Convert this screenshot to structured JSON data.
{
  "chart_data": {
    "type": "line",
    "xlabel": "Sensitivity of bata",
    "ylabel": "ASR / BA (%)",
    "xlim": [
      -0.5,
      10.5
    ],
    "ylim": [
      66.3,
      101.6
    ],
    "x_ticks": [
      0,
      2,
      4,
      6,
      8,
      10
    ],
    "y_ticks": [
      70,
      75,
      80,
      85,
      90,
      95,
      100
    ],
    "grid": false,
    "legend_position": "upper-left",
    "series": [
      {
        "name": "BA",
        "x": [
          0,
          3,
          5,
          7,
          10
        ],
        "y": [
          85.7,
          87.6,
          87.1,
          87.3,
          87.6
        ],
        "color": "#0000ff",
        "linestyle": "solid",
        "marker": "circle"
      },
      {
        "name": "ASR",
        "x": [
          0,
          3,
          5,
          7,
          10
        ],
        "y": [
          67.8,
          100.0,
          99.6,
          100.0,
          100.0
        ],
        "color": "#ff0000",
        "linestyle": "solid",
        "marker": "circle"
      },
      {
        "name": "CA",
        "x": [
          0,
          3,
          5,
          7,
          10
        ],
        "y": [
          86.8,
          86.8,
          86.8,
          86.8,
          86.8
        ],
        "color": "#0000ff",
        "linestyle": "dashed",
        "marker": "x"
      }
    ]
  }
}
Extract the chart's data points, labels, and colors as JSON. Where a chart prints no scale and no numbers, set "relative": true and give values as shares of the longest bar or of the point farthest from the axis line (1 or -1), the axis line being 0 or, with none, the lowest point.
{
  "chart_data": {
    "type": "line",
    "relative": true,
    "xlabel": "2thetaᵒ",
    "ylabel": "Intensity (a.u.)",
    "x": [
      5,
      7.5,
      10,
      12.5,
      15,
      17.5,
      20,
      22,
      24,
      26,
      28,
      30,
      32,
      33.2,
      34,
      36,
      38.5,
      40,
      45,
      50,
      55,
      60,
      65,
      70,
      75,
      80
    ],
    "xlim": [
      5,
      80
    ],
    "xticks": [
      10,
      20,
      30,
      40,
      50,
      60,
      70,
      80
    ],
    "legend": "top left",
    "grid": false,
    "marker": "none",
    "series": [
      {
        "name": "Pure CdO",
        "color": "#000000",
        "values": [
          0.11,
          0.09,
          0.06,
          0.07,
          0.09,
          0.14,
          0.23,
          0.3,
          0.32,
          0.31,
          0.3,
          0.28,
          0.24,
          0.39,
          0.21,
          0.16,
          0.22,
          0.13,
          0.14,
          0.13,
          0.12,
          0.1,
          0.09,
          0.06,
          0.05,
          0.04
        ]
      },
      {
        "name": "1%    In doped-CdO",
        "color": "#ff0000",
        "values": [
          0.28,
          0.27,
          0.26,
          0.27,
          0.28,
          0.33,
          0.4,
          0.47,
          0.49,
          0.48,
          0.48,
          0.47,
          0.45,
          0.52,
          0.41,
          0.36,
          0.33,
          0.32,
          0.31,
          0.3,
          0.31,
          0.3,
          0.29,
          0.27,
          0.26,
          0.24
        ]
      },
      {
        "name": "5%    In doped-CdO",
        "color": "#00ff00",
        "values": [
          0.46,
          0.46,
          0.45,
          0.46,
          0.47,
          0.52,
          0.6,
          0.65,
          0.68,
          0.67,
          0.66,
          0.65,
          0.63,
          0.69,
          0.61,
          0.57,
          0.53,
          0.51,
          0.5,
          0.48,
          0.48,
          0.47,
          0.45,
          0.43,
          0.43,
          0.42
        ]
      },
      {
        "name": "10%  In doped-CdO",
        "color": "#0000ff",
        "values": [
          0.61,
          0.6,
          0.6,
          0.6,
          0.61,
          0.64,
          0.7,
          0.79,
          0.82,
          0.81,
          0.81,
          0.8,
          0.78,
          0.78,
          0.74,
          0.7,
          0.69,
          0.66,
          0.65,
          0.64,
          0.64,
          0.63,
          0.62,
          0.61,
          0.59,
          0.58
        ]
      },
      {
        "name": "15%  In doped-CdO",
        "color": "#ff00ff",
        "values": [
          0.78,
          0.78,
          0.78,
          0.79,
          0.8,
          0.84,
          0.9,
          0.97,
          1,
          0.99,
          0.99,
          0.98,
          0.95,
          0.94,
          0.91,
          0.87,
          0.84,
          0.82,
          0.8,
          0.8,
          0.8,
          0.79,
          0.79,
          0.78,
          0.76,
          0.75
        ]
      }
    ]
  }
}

------

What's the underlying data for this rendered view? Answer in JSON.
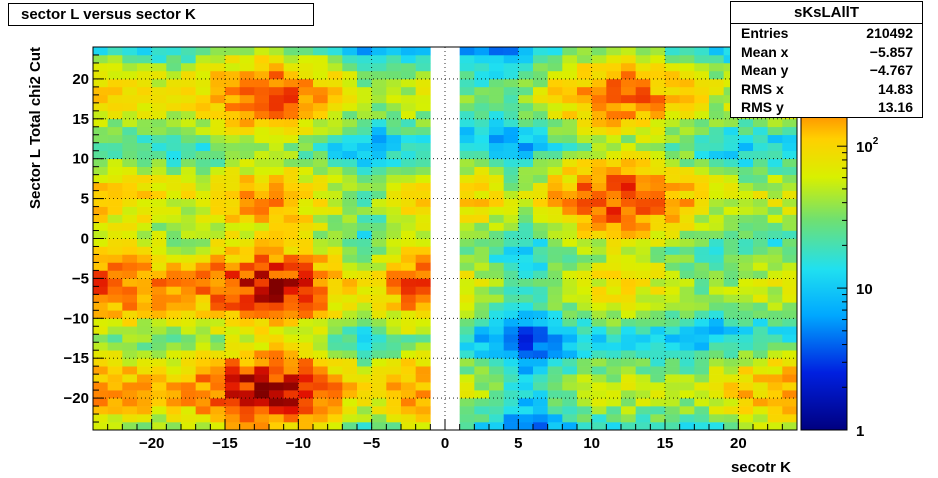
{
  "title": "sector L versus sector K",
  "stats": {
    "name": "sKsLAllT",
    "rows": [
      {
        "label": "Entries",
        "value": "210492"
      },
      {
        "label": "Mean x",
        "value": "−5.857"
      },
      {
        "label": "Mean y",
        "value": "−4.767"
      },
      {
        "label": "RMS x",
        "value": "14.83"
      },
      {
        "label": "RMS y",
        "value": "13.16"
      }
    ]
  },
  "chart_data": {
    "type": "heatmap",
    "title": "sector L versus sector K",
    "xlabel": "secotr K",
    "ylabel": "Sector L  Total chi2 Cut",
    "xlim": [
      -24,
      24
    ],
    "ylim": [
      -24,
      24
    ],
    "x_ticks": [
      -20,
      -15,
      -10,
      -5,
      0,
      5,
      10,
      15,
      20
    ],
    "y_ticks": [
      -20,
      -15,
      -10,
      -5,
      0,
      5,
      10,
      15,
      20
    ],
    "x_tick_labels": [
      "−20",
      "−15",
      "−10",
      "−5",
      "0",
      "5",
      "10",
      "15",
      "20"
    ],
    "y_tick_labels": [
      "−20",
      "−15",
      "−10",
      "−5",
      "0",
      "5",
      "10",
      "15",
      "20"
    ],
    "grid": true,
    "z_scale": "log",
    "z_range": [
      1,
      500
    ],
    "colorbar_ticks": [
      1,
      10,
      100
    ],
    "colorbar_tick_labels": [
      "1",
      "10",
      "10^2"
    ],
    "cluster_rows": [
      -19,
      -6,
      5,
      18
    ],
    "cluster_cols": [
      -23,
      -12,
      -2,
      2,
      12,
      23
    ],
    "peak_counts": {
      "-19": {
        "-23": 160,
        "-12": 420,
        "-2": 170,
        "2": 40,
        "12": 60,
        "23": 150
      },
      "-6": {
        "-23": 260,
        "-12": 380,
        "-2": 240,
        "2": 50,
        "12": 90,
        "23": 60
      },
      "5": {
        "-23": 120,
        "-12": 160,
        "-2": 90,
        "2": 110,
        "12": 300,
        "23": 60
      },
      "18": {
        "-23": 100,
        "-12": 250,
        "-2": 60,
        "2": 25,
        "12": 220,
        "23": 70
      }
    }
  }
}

------

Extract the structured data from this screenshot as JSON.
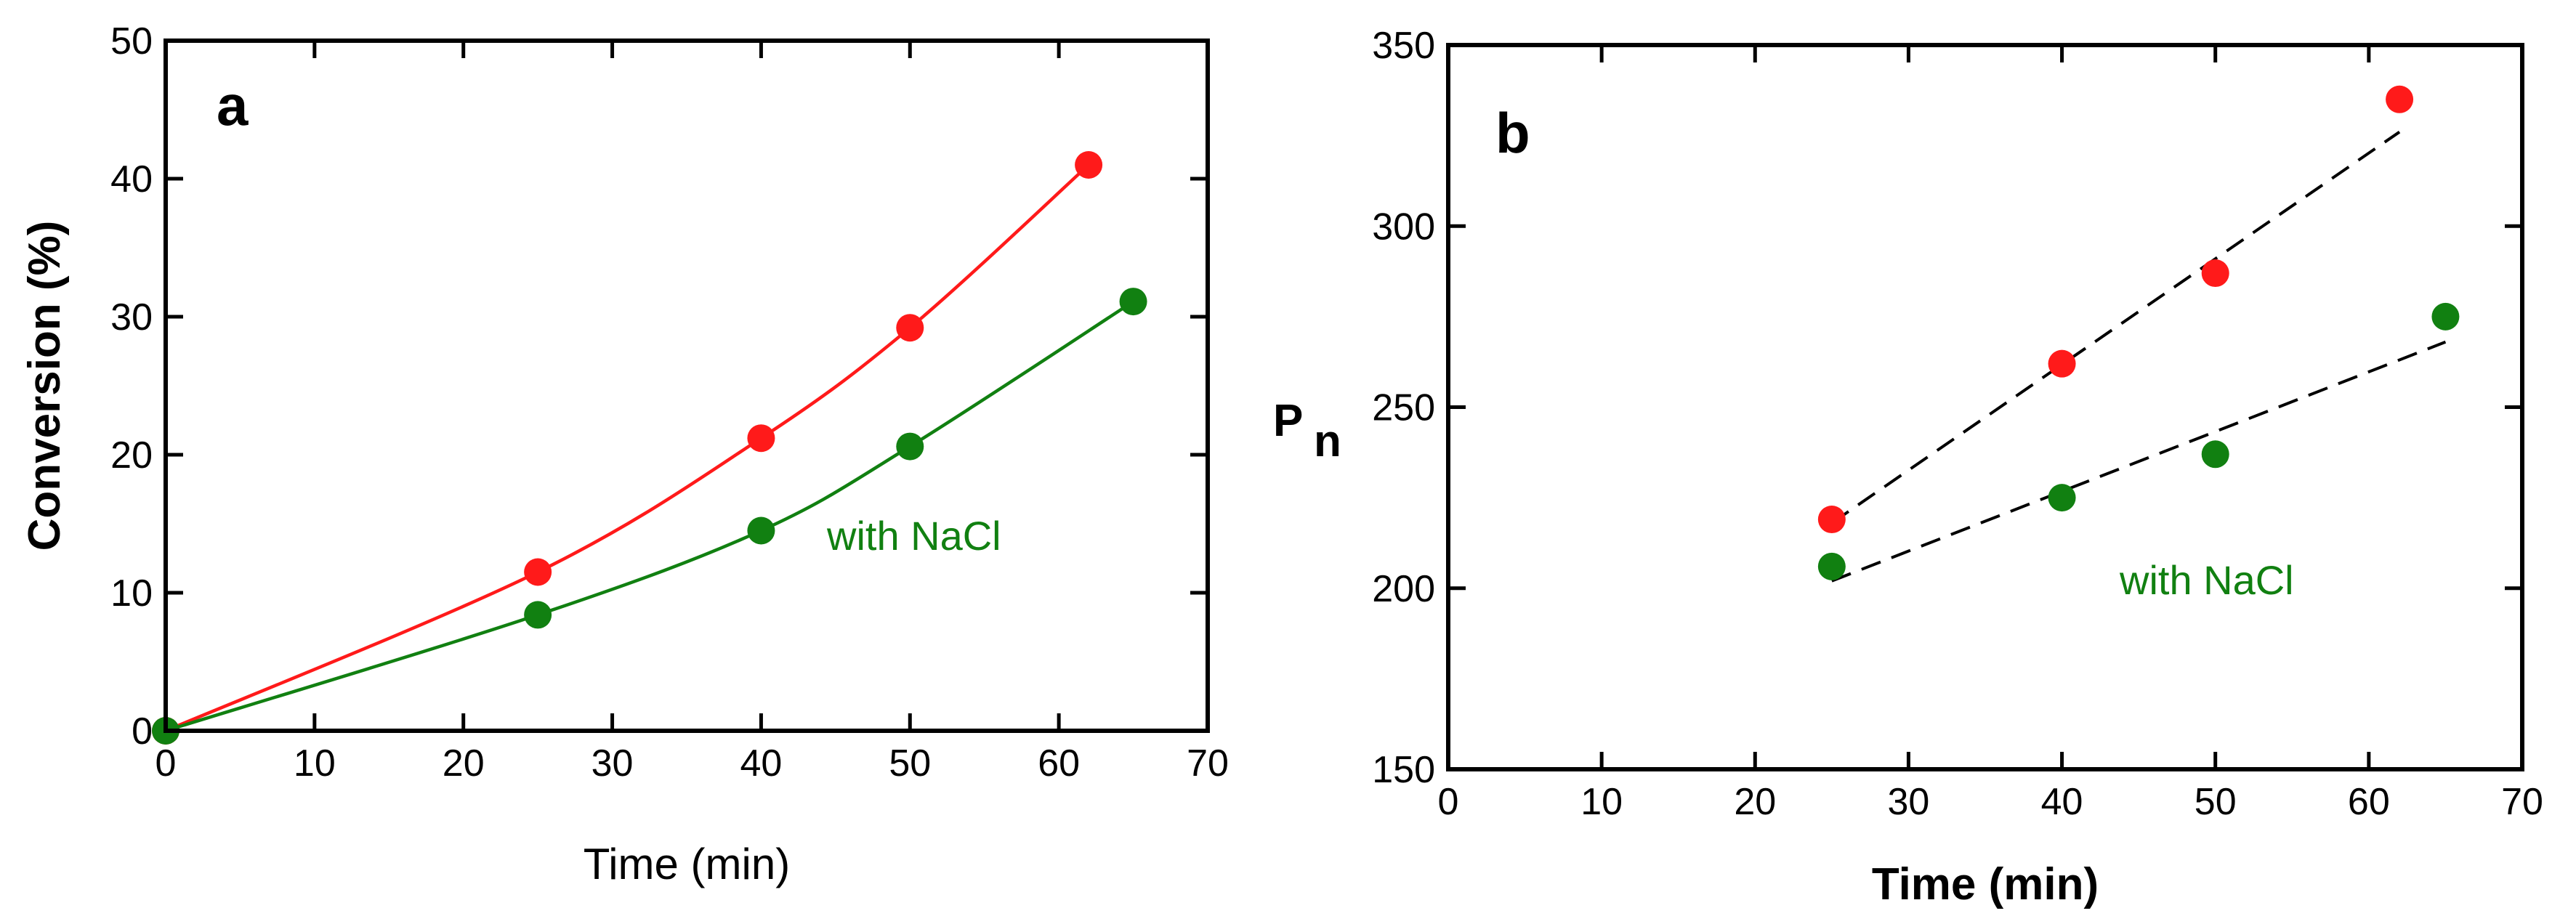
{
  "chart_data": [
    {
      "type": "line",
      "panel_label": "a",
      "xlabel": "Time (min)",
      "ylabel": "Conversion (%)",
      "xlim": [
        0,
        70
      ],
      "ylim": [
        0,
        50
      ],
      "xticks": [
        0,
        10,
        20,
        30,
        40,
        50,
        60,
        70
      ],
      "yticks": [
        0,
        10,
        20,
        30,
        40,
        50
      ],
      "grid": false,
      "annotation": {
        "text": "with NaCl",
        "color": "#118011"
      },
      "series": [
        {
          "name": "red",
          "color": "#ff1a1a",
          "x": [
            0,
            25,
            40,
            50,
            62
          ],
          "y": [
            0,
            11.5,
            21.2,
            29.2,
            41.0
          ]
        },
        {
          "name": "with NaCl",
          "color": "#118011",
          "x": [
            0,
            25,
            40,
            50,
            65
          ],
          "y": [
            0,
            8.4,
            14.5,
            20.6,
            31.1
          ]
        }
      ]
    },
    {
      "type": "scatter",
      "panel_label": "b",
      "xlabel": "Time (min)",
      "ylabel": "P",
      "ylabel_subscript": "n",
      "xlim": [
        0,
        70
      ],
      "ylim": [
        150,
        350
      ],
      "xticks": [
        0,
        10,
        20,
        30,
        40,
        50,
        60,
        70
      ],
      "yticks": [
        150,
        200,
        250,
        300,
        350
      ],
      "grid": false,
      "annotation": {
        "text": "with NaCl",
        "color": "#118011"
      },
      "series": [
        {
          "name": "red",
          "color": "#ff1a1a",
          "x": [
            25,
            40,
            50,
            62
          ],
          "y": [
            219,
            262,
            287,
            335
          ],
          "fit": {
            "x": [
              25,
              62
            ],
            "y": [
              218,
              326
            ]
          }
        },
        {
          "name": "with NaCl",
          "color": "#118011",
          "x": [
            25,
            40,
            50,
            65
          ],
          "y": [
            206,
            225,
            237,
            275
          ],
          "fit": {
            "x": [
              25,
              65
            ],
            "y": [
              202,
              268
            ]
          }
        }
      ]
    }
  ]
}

------

§ Exercise instructions: Copy out all lines above that include the string "xlabel".

§ Final result:
    "xlabel": "Sensitivity of bata",
    "xlabel": "2thetaᵒ",
    "xlabel": "secotr K",
      "xlabel": "Time (min)",
      "xlabel": "Time (min)",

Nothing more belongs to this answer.